··· INFORMATION PROVIDED ···

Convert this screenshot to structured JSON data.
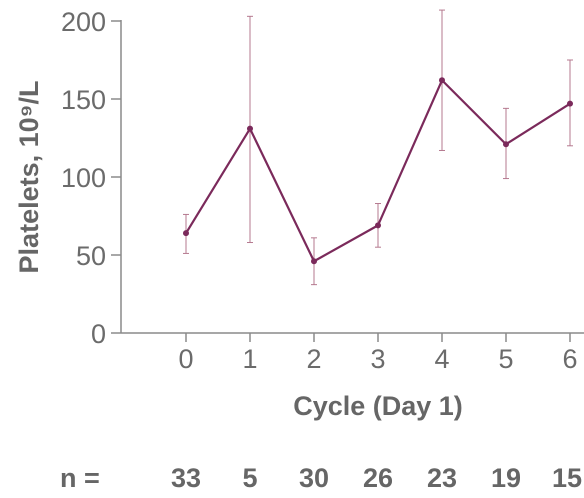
{
  "colors": {
    "series": "#7b2a5b",
    "error_bar": "#b5798f",
    "axis": "#8a8a8a",
    "text": "#666666"
  },
  "chart_data": {
    "type": "line",
    "xlabel": "Cycle (Day 1)",
    "ylabel": "Platelets, 10⁹/L",
    "xlim": [
      -0.9,
      6
    ],
    "ylim": [
      0,
      200
    ],
    "x_ticks": [
      "0",
      "1",
      "2",
      "3",
      "4",
      "5",
      "6"
    ],
    "y_ticks": [
      "0",
      "50",
      "100",
      "150",
      "200"
    ],
    "grid": false,
    "x": [
      0,
      1,
      2,
      3,
      4,
      5,
      6
    ],
    "series": [
      {
        "values": [
          64,
          131,
          46,
          69,
          162,
          121,
          147
        ],
        "error_low": [
          51,
          58,
          31,
          55,
          117,
          99,
          120
        ],
        "error_high": [
          76,
          203,
          61,
          83,
          207,
          144,
          175
        ]
      }
    ],
    "n_label": "n =",
    "n_values": [
      "33",
      "5",
      "30",
      "26",
      "23",
      "19",
      "15"
    ]
  }
}
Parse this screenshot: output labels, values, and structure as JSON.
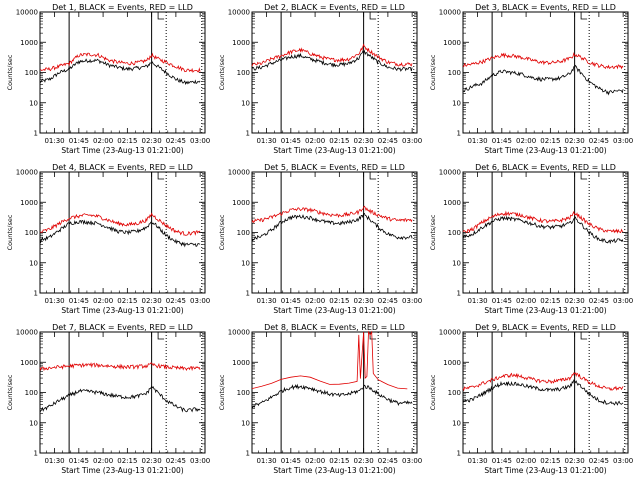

···

### [EXERCISE INSTRUCTIONS]
Reproduce every line of the listing above in which the string "screenshot" appears.

### [RESPONSE TO THE TASK]
Convert this screenshot to structured JSON data.
Parse this screenshot: output labels, values, and structure as JSON.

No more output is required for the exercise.